• Your assignment
Your answer should consist of the lines in the following data that contain "Protein".

Data entries for graphics
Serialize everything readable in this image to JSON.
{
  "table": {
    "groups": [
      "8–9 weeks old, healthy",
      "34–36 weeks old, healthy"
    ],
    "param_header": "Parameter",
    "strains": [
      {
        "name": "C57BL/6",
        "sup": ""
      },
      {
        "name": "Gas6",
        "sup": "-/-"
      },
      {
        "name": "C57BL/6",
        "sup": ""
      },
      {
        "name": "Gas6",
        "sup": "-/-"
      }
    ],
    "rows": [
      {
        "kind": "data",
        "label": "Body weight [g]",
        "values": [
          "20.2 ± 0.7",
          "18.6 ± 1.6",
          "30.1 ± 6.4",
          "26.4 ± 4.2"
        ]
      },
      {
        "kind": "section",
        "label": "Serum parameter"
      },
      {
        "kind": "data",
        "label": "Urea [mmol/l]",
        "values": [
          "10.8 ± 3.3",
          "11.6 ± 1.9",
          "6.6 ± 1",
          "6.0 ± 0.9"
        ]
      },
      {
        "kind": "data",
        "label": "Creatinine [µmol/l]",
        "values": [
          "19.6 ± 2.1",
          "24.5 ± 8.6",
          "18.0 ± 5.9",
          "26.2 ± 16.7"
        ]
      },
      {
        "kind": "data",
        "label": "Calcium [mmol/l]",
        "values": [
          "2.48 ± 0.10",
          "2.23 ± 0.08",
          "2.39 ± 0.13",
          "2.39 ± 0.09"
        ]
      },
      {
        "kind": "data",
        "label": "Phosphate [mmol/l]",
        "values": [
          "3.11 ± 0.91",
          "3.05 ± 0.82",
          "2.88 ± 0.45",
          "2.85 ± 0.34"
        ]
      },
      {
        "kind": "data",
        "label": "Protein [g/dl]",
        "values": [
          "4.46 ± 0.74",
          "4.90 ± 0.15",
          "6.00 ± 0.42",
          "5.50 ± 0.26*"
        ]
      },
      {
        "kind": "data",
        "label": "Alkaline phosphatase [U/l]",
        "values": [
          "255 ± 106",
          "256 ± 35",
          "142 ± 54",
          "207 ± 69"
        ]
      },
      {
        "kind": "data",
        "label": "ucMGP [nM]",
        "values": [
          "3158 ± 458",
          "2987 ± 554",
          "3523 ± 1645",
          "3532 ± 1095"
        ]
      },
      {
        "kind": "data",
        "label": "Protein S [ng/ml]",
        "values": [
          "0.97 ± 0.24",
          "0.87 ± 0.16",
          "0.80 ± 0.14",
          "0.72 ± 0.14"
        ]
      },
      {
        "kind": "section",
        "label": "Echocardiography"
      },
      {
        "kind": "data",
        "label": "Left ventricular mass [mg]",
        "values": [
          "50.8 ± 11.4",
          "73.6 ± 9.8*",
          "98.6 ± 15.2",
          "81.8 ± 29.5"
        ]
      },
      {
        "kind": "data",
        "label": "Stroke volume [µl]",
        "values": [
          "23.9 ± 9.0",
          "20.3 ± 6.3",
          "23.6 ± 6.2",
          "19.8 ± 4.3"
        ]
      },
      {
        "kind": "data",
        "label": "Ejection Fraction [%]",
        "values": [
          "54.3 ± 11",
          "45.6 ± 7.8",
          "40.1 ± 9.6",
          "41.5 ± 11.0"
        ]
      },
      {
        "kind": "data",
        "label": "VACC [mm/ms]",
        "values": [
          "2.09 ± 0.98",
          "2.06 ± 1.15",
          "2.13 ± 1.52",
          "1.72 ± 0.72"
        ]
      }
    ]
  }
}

• Output for this exercise
        "label": "Protein [g/dl]",
        "label": "Protein S [ng/ml]",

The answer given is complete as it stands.